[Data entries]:
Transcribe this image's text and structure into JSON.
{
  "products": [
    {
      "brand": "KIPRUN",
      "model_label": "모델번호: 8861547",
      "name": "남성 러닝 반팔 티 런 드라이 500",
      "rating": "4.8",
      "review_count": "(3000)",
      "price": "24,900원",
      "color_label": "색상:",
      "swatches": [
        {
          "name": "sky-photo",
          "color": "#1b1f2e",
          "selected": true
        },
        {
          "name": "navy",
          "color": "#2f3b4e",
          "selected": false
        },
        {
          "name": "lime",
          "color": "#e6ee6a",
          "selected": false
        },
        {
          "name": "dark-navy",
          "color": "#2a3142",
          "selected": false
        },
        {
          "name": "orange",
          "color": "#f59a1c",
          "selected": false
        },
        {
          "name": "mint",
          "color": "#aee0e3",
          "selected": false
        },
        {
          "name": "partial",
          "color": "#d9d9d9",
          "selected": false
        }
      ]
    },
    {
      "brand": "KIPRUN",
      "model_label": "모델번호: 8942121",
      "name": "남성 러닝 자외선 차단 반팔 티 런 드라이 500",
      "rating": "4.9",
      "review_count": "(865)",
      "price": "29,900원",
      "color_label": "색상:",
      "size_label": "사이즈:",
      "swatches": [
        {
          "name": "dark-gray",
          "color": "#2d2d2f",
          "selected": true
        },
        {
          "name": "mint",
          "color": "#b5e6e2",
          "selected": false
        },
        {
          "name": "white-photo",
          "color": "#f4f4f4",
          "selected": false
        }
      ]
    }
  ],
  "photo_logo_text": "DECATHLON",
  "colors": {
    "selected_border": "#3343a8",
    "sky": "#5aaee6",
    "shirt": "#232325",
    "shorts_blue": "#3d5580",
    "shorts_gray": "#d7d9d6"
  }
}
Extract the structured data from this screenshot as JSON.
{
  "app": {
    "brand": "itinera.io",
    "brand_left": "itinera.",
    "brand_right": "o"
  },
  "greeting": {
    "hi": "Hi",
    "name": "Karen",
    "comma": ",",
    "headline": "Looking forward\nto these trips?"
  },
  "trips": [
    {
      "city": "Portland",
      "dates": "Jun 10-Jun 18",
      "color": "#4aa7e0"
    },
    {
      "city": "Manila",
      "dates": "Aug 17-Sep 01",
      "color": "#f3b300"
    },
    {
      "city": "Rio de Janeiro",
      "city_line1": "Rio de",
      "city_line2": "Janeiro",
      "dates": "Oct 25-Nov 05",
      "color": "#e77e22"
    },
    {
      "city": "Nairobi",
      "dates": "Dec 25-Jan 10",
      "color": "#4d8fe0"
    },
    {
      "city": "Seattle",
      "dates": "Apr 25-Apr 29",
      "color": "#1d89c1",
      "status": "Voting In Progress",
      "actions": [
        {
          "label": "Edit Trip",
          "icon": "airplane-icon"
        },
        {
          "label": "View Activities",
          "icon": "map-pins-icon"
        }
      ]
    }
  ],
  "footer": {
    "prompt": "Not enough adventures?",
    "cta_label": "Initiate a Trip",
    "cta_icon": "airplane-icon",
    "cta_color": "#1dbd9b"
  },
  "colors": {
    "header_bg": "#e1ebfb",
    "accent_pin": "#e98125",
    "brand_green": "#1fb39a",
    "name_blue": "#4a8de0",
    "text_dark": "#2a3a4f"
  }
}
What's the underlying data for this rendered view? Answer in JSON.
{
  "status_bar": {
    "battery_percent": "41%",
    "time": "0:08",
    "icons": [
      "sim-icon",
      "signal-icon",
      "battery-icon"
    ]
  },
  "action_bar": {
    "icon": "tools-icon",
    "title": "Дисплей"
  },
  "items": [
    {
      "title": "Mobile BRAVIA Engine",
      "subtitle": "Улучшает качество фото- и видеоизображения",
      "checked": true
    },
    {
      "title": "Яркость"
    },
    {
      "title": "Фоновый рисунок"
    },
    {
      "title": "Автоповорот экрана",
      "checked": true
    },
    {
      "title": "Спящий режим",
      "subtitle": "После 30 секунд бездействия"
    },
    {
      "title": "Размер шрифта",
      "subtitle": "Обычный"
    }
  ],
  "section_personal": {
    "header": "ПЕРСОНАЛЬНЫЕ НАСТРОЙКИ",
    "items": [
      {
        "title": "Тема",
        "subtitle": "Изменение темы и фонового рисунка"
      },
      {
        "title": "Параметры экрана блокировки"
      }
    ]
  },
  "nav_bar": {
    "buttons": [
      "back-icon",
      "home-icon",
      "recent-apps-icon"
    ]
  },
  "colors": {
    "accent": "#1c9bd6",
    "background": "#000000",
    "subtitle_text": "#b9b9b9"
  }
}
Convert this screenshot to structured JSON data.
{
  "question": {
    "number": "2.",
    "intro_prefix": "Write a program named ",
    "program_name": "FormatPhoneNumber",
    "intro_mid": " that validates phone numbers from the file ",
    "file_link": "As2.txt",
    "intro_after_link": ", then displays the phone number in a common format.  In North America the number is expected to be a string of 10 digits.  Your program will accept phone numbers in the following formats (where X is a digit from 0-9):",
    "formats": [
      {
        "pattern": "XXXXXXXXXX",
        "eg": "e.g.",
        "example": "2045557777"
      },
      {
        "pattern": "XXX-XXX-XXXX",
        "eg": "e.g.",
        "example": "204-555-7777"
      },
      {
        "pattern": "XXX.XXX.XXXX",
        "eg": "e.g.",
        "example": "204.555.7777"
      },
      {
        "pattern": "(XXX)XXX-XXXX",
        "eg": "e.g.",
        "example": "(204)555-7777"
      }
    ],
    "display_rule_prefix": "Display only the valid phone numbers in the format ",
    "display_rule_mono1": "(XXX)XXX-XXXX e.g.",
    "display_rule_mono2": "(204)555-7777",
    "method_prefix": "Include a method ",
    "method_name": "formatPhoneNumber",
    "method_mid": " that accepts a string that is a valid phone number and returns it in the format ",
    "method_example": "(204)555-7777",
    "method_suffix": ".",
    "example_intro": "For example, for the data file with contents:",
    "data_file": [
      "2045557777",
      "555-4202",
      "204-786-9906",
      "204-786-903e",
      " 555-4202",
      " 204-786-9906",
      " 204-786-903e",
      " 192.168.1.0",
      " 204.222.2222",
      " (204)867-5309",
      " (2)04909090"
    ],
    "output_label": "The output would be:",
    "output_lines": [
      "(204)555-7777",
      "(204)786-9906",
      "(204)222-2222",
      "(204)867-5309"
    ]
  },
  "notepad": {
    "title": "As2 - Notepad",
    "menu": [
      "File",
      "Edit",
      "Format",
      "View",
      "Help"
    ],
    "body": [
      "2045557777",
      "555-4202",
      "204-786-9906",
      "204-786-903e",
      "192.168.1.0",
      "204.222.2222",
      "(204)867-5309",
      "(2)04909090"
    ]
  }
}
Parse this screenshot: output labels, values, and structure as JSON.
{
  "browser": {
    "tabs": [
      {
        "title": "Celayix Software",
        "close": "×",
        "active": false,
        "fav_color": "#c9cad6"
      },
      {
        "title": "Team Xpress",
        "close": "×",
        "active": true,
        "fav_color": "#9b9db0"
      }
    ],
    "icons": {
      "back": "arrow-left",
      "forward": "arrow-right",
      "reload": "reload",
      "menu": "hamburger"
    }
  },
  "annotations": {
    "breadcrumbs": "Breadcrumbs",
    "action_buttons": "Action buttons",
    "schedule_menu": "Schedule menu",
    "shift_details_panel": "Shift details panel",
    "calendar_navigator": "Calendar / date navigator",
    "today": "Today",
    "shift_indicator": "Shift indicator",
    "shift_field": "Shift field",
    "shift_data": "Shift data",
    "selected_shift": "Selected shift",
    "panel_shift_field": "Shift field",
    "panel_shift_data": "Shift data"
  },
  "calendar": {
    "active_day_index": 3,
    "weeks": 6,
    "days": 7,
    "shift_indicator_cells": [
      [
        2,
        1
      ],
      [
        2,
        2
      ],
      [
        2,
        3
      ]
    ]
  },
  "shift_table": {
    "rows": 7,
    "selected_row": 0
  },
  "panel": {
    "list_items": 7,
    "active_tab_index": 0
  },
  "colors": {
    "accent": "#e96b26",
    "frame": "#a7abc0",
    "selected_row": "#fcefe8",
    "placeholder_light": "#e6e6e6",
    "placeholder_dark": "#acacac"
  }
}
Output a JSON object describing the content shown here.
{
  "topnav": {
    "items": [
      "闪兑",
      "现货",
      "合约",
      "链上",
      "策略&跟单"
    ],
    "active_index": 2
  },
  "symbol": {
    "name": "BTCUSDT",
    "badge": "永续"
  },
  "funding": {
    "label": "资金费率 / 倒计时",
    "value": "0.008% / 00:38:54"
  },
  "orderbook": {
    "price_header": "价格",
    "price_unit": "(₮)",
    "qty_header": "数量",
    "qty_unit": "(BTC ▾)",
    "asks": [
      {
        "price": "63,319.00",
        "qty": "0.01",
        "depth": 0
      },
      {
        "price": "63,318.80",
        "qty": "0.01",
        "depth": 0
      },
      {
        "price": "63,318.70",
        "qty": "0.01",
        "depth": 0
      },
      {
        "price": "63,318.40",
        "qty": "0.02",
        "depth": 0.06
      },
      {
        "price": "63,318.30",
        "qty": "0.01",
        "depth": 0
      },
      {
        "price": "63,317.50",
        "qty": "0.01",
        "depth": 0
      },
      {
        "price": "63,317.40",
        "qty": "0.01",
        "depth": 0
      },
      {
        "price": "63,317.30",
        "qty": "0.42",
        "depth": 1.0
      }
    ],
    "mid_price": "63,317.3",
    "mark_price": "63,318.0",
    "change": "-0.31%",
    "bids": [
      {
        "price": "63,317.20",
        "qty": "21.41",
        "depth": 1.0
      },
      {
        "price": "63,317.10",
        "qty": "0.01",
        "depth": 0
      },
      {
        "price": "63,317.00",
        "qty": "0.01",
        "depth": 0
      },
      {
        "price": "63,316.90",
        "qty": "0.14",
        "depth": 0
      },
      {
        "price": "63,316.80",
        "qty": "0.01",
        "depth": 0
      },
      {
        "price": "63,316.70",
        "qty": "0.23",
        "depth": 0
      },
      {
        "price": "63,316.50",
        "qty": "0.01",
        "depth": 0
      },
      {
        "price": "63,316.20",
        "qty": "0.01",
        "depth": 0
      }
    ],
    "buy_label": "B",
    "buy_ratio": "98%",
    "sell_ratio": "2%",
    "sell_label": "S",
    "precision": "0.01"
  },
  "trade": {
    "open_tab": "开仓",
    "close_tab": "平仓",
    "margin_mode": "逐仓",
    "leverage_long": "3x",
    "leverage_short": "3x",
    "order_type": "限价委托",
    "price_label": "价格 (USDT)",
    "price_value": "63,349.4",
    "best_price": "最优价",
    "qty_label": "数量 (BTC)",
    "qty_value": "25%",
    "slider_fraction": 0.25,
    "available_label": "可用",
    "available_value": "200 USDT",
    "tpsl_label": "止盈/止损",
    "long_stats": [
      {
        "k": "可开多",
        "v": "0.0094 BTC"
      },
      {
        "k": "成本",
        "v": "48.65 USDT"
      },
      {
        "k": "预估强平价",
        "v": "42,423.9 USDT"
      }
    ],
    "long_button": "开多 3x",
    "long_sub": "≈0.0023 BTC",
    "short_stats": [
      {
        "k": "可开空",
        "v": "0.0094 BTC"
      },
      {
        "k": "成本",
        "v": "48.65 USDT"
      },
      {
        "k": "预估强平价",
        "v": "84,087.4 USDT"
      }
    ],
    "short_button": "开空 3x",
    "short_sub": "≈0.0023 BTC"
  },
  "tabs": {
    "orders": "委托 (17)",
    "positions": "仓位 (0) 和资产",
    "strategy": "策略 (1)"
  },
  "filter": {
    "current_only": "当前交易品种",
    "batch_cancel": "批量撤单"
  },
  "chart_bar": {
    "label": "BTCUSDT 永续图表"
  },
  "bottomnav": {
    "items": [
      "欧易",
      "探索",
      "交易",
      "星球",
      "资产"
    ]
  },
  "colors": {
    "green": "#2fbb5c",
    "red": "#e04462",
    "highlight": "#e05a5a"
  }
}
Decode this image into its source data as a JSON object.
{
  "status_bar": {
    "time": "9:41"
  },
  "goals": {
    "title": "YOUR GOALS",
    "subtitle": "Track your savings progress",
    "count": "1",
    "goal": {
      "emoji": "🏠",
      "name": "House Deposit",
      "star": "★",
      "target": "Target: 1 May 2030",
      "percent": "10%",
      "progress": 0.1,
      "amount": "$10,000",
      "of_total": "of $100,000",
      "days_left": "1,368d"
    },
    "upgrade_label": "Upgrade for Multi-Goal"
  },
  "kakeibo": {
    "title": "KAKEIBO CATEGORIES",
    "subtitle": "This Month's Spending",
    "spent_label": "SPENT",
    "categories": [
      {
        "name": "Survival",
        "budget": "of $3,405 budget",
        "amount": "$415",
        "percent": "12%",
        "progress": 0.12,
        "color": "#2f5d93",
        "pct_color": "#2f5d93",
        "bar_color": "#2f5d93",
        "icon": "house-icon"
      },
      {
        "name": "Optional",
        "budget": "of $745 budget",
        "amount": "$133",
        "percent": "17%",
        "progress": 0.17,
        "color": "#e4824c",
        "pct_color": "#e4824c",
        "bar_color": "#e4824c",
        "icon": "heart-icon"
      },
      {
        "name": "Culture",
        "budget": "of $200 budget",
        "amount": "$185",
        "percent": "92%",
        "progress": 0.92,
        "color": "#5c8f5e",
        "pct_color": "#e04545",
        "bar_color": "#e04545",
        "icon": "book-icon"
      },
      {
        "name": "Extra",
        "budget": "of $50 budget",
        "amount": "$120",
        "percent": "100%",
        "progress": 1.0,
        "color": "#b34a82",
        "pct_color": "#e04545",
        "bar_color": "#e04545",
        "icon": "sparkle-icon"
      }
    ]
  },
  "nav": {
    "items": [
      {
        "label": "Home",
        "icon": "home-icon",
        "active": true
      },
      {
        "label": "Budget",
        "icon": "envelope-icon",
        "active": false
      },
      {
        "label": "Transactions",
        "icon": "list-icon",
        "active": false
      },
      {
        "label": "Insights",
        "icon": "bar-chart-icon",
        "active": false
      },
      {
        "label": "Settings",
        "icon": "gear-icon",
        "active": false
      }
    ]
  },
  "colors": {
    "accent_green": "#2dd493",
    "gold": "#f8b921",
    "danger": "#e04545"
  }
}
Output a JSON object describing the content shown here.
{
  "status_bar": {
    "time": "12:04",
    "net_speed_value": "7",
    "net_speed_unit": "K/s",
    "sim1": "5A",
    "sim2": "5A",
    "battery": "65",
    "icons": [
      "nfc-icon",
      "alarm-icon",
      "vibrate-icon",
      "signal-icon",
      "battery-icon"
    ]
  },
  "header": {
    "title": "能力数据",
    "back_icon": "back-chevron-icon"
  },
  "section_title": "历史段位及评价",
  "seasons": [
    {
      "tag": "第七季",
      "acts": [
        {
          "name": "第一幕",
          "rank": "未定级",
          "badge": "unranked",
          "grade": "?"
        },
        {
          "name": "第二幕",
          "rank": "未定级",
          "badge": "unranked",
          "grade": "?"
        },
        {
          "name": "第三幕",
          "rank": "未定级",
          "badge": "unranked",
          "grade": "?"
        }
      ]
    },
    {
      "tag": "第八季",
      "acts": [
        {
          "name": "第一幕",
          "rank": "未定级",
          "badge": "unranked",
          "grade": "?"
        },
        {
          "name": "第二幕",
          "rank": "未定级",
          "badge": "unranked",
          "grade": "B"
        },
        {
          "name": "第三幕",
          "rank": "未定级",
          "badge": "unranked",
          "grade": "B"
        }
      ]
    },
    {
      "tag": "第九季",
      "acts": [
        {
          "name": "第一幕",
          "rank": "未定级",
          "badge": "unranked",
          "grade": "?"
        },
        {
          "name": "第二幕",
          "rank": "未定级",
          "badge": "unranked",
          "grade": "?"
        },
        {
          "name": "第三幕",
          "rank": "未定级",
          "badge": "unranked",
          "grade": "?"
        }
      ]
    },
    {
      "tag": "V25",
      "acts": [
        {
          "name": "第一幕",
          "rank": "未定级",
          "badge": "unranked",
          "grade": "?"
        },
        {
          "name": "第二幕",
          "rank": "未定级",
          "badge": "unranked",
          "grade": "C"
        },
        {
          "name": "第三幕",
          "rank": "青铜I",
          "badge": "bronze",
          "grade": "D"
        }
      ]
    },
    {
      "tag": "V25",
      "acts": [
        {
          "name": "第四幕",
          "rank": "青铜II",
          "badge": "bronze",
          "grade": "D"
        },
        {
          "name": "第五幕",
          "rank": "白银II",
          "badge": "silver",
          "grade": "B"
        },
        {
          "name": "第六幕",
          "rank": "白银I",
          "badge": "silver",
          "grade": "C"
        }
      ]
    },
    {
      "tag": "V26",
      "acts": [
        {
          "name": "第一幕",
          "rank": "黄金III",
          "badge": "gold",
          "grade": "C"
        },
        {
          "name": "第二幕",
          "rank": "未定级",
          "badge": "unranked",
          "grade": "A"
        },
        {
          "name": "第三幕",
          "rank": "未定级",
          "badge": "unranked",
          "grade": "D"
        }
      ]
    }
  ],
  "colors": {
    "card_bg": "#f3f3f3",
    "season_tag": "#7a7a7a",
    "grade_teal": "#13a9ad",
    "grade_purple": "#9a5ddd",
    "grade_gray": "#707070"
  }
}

[JOB]:
Where a line holds "pattern", copy that line.

[OUTPUT BELOW]:
        "pattern": "XXXXXXXXXX",
        "pattern": "XXX-XXX-XXXX",
        "pattern": "XXX.XXX.XXXX",
        "pattern": "(XXX)XXX-XXXX",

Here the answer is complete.